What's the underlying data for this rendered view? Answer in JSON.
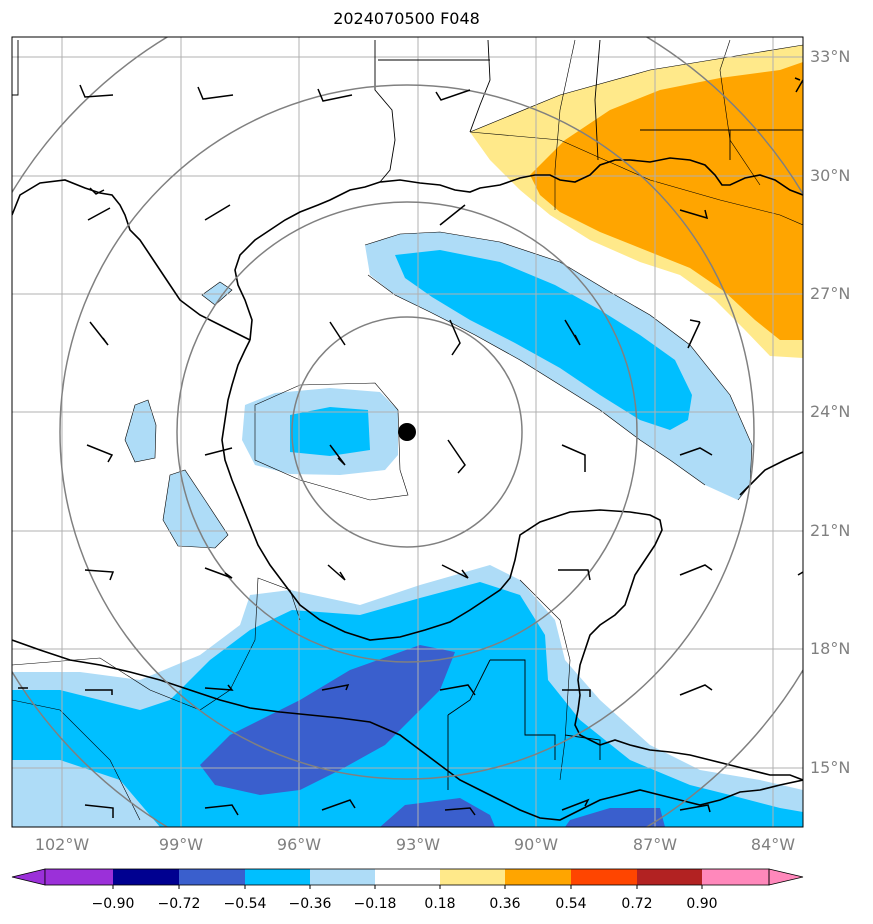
{
  "title": "2024070500 F048",
  "map": {
    "lon_labels": [
      "102°W",
      "99°W",
      "96°W",
      "93°W",
      "90°W",
      "87°W",
      "84°W"
    ],
    "lat_labels": [
      "33°N",
      "30°N",
      "27°N",
      "24°N",
      "21°N",
      "18°N",
      "15°N"
    ],
    "center_marker": {
      "lon": -93.4,
      "lat": 23.5
    },
    "colors": {
      "grid": "#b0b0b0",
      "coast": "#000000",
      "range_rings": "#808080",
      "neg_light": "#aedcf7",
      "neg_mid": "#00bfff",
      "neg_dark": "#3a5fcd",
      "pos_light": "#ffe98a",
      "pos_mid": "#ffa500"
    }
  },
  "colorbar": {
    "tick_labels": [
      "−0.90",
      "−0.72",
      "−0.54",
      "−0.36",
      "−0.18",
      "0.18",
      "0.36",
      "0.54",
      "0.72",
      "0.90"
    ],
    "colors": [
      "#9b30d9",
      "#000090",
      "#3a5fcd",
      "#00bfff",
      "#aedcf7",
      "#ffffff",
      "#ffe98a",
      "#ffa500",
      "#ff4500",
      "#b22222",
      "#ff88bb"
    ]
  }
}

※

> _TASK TO COMPLETE_:
Make a verbatim copy of all the entries and strip out the pictures.

> _TASK SOLUTION_:
What's the underlying data for this rendered view? Answer in JSON.
{
  "title": "2024070500 F048",
  "map": {
    "lon_labels": [
      "102°W",
      "99°W",
      "96°W",
      "93°W",
      "90°W",
      "87°W",
      "84°W"
    ],
    "lat_labels": [
      "33°N",
      "30°N",
      "27°N",
      "24°N",
      "21°N",
      "18°N",
      "15°N"
    ],
    "center_marker": {
      "lon": -93.4,
      "lat": 23.5
    },
    "colors": {
      "grid": "#b0b0b0",
      "coast": "#000000",
      "range_rings": "#808080",
      "neg_light": "#aedcf7",
      "neg_mid": "#00bfff",
      "neg_dark": "#3a5fcd",
      "pos_light": "#ffe98a",
      "pos_mid": "#ffa500"
    }
  },
  "colorbar": {
    "tick_labels": [
      "−0.90",
      "−0.72",
      "−0.54",
      "−0.36",
      "−0.18",
      "0.18",
      "0.36",
      "0.54",
      "0.72",
      "0.90"
    ],
    "colors": [
      "#9b30d9",
      "#000090",
      "#3a5fcd",
      "#00bfff",
      "#aedcf7",
      "#ffffff",
      "#ffe98a",
      "#ffa500",
      "#ff4500",
      "#b22222",
      "#ff88bb"
    ]
  }
}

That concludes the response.